--- Texte du document ---

La compétition entre prostituées concerne aussi les prostituées de différents proxénètes. En effet, à un moment, la prostituée 43 indique, en parlant du travail de danseuses, que :

C’est important le prix que tu demandes à un client à cause de la compétition entre les filles. Si tu charges moins cher, tu peux manger une volée par les filles. Puis tu dois ramasser tes condoms souillés sinon tu as une amende de 100 $ à payer au bar. Il y a même des filles qui jettent des condoms souillés dans la loge d’une autre fille pour l’écoeurer et la faire payer. Certaines filles sont salopes et font vraiment tout.

La prostituée, utilisée, mais indispensable

Dans le débat à savoir si les prostituées sont exploitées ou pas, la présente étude permet de les considérer comme étant utilisées, mais indispensables. Par exemple, le proxénète 1, surtout dans le cas de la prostituée 4, profite des ressources de ses prostituées et les utilisent, mais sans elles, il n’en aurait aucune lui permettant de réussir dans le milieu.

Un autre élément essentiel des relations entre proxénètes et prostituées est que cela prend un certain temps à former une prostituée. Il s’agit d’un investissement à long terme que le proxénète accepte de faire lorsqu’il sent que la prostituée est bien engagée envers lui. Les prostituées rapportant le plus et obéissant le mieux sont souvent celles qui sont depuis longtemps dans la vie du proxénète. Il est donc difficile pour un proxénète de retrouver une prostituée numéro 1 si jamais il la perd. C’est entre autres pour cela que le proxénète 1 fait autant de démarches pour ravoir la prostituée 3.

Les prostituées sont peut-être utilisées pour leurs ressources, mais puisque ce sont elles qui s’occupent de tout ce qui a trait à la gestion des tâches liées au travail de prostitution, elles se constituent un capital propre. Éventuellement, si elles le veulent bien, elles pourraient utiliser ce capital uniquement à leur avantage et non plus en majeure partie pour le proxénète.

Ce sont celles qui sont dans la vie de leur proxénète depuis le plus longtemps qui ont le meilleur capital (les prostituées 3, 4 et 43). Elles s’acquittent même parfois de tâches faites habituellement par des proxénètes, par exemple lorsque la prostituée 4 gère le travail de la prostituée 3. De plus, à un moment, ces dernières, travaillant ensemble, se mettent même à recruter de concert une nouvelle prostituée pour leur proxénète. Il y a assurément une différence entre les plus jeunes prostituées nouvellement recrutées, par exemple les participantes 9 et 10, et celles qui sont bien établies dans la vie des proxénètes, les participantes 3, 4, 43, 87 et 97.

---

◆ Consignes ◆
1 – Résumez en quelques lignes, s'il vous plaît, le paragraphe de l'étude sur les proxénètes et les prostituées qui commence par « Un autre élément essentiel », en gardant ses faits principaux.
2 – Rédigez la suite de l'étude sur les proxénètes et les prostituées à partir de sa dernière phrase.
Vous n'aurez pas besoin des entrées.

--- Données ---

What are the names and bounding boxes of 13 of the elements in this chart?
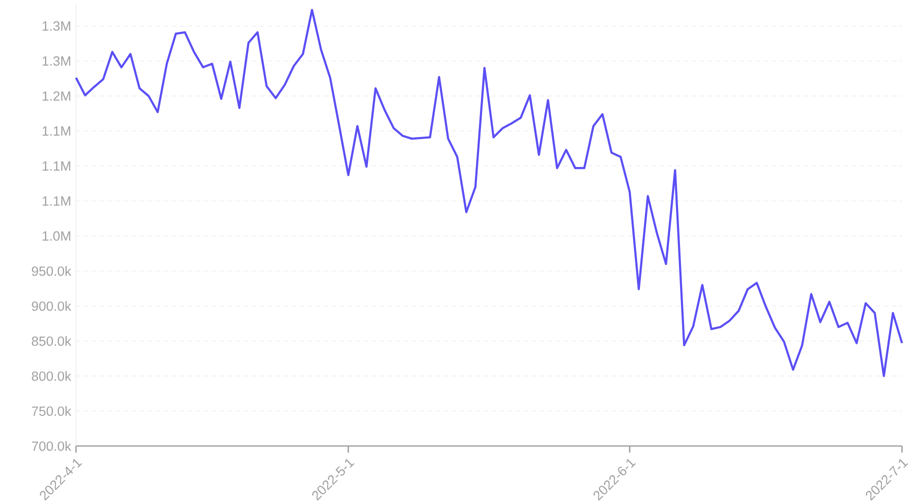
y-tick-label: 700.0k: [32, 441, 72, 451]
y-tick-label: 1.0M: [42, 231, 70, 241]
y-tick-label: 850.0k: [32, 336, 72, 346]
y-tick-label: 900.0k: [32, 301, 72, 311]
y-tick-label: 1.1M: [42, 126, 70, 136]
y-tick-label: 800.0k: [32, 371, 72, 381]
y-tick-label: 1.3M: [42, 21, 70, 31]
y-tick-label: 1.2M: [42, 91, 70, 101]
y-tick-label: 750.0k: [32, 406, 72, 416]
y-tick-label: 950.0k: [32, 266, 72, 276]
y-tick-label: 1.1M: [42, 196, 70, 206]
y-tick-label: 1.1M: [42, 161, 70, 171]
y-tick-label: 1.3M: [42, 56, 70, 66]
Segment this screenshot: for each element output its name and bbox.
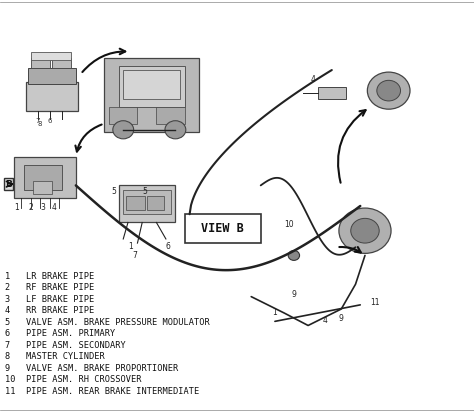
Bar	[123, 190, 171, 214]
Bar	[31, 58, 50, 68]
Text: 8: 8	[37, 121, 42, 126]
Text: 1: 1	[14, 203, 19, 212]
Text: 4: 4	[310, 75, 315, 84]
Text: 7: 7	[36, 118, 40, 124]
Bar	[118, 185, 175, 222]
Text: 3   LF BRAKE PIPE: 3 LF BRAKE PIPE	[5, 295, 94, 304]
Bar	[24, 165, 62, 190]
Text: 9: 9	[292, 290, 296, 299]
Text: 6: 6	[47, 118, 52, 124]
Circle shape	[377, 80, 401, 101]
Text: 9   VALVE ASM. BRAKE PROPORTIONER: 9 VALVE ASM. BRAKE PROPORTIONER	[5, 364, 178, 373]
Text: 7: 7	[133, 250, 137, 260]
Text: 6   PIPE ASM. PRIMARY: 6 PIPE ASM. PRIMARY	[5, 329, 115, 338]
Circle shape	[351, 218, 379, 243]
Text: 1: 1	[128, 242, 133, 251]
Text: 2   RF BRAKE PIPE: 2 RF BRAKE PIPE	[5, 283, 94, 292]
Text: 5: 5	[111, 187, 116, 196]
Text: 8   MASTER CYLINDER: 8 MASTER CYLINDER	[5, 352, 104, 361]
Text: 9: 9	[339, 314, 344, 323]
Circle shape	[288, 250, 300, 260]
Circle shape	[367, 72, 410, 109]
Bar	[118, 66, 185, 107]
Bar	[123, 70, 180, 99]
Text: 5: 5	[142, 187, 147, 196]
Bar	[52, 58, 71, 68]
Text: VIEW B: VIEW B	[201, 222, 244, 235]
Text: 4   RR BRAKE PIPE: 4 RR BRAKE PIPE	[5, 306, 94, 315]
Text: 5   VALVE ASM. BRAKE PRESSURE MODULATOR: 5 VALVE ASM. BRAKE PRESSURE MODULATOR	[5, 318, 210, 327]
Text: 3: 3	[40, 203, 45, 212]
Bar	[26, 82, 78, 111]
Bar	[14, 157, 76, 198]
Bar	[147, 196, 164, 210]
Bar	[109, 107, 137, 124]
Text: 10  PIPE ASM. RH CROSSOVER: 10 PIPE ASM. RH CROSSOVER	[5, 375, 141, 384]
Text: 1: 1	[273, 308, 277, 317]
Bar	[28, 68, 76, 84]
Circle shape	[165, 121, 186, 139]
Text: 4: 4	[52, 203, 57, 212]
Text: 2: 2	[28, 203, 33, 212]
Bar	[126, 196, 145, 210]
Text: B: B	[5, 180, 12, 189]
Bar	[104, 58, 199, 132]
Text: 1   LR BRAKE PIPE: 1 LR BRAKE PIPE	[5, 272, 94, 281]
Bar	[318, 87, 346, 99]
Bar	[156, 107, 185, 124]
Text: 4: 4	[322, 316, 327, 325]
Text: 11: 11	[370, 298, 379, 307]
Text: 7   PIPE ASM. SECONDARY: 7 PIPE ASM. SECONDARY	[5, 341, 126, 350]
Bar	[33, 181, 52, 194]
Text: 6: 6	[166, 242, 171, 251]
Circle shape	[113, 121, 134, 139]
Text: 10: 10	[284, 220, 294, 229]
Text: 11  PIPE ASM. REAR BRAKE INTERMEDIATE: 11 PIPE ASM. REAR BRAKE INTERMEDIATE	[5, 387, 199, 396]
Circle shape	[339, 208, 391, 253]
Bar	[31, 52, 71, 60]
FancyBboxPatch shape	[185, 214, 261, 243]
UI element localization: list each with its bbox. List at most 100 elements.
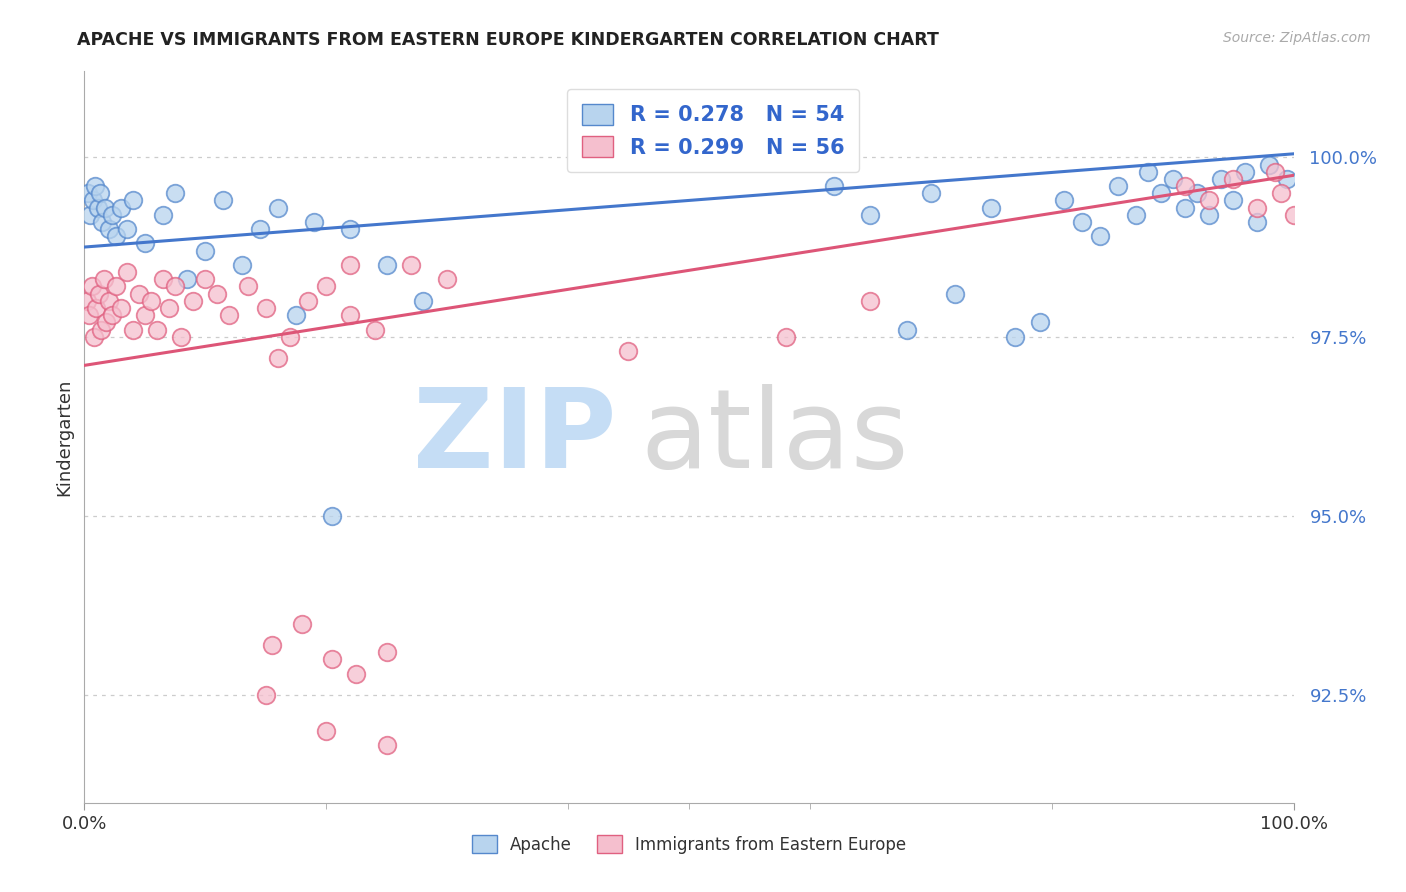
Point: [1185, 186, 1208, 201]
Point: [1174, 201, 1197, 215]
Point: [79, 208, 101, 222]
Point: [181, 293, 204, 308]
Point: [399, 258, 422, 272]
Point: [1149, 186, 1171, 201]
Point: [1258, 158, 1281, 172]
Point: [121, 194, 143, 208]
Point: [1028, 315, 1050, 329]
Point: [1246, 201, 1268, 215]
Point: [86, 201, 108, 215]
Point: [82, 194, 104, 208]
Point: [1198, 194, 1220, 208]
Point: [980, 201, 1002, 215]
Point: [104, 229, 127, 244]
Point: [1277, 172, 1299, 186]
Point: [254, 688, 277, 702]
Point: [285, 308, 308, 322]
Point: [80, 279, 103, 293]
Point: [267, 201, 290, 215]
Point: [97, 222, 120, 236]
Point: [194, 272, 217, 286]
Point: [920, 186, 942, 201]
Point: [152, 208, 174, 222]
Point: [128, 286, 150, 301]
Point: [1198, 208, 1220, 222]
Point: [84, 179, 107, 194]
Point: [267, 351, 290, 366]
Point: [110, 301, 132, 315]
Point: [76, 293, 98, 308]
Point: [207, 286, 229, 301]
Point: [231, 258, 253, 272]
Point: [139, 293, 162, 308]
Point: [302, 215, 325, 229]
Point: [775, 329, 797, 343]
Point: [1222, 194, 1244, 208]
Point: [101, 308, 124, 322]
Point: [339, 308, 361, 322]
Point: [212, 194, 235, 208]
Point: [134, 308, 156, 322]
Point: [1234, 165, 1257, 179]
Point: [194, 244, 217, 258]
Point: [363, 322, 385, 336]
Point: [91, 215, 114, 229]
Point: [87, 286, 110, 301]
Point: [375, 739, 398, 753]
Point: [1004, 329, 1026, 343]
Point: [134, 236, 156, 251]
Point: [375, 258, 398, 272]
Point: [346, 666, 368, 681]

---

◆ Corrigé ◆
1 – Former une prostituée prend du temps. C'est un investissement à long terme que le proxénète consent quand il la sent bien engagée envers lui. Les prostituées qui rapportent le plus et obéissent le mieux sont souvent celles qui sont depuis longtemps dans sa vie. Il lui est donc difficile de retrouver une prostituée numéro 1 s'il la perd. C'est notamment pourquoi le proxénète 1 fait autant de démarches pour ravoir la prostituée 3.

2 –
Conclusion

Il faut reconnaître que la plupart des études antérieures ont présenté la relation entre un proxénète et ses prostituées comme en étant une d’exploitation, qu’elle soit conçue comme l’exploitation du corps de la femme ou encore comme son exploitation financière. Toutefois, si les proxénètes sont encore très présents dans le milieu de la prostitution, c’est que leur fonction et leur rôle leur permettent de rester actifs dans cet univers. Le proxénète répond donc à certains besoins des prostituées tels que l’amour, la protection, le besoin de se sentir en sécurité. Plus particulièrement, les relations d’affaires qui peuvent se créer entre un proxénète et une prostituée n’excluent pas l’existence d’un caractère amoureux dans la relation, ce qui peut cependant contribuer à la vulnérabilité de la prostituée et à son exploitation. Toutefois, tous ces besoins des prostituées n’expliquent pas nécessairement la fonction du proxénète ou les interactions entre les acteurs de ce milieu.

Même si plusieurs ressources sont partagées par les deux groupes, il y a tout de même des ressources qui sont respectivement propres aux proxénètes et aux prostituées. Ces ressources peuvent même être considérées comme étant les leviers de pouvoir dans leurs relations. Les proxénètes sont les seuls à pouvoir offrir de la protection et ils se basent sur cela pour motiver les prostituées à se joindre à eux alors que les prostituées retirent des gains de leurs relations avec leur proxénète, en leur faisant d’innombrables demandes matérielles et émotives que ceux-ci acceptent de combler pour ne pas les perdre.

Une des limites les plus importantes de cette étude est que les conversations entre les acteurs du réseau ont uniquement pu être analysées durant onze semaines. Ce n’est qu’après huit mois d’enquête qu’a débuté l’écoute électronique. Selon les enquêteurs, un grand nombre de filles ont été en contact avec ces proxénètes, mais il n’est pas possible d’analyser ces relations, car elles n’ont pas eu lieu durant le temps d’écoute. De plus, après onze semaines, les enquêteurs ont eu assez de preuves pour accuser les proxénètes et cela a conduit à la cessation de l’écoute électronique. Toutefois, à ce moment, le réseau est en expansion. En effet, l’acquisition des biens matériels et des informations est alors à son plus haut niveau, ce qui indique que le réseau fonctionne au maximum. Les proxénètes ont plusieurs filles et certaines recrutent même pour eux.

Certains chercheurs indiquent que les raisons pour lesquelles une prostituée souhaite avoir un proxénète sont différentes selon que celle-ci est mineure ou majeure. Ainsi, les prostituées mineures citent plus souvent des besoins sentimentaux que les prostituées adultes qui indiquent plus souvent des besoins de gestion ou de protection. Ces différences peuvent alors expliquer les types de relations entre proxénètes et prostituées (Bracey, 1979).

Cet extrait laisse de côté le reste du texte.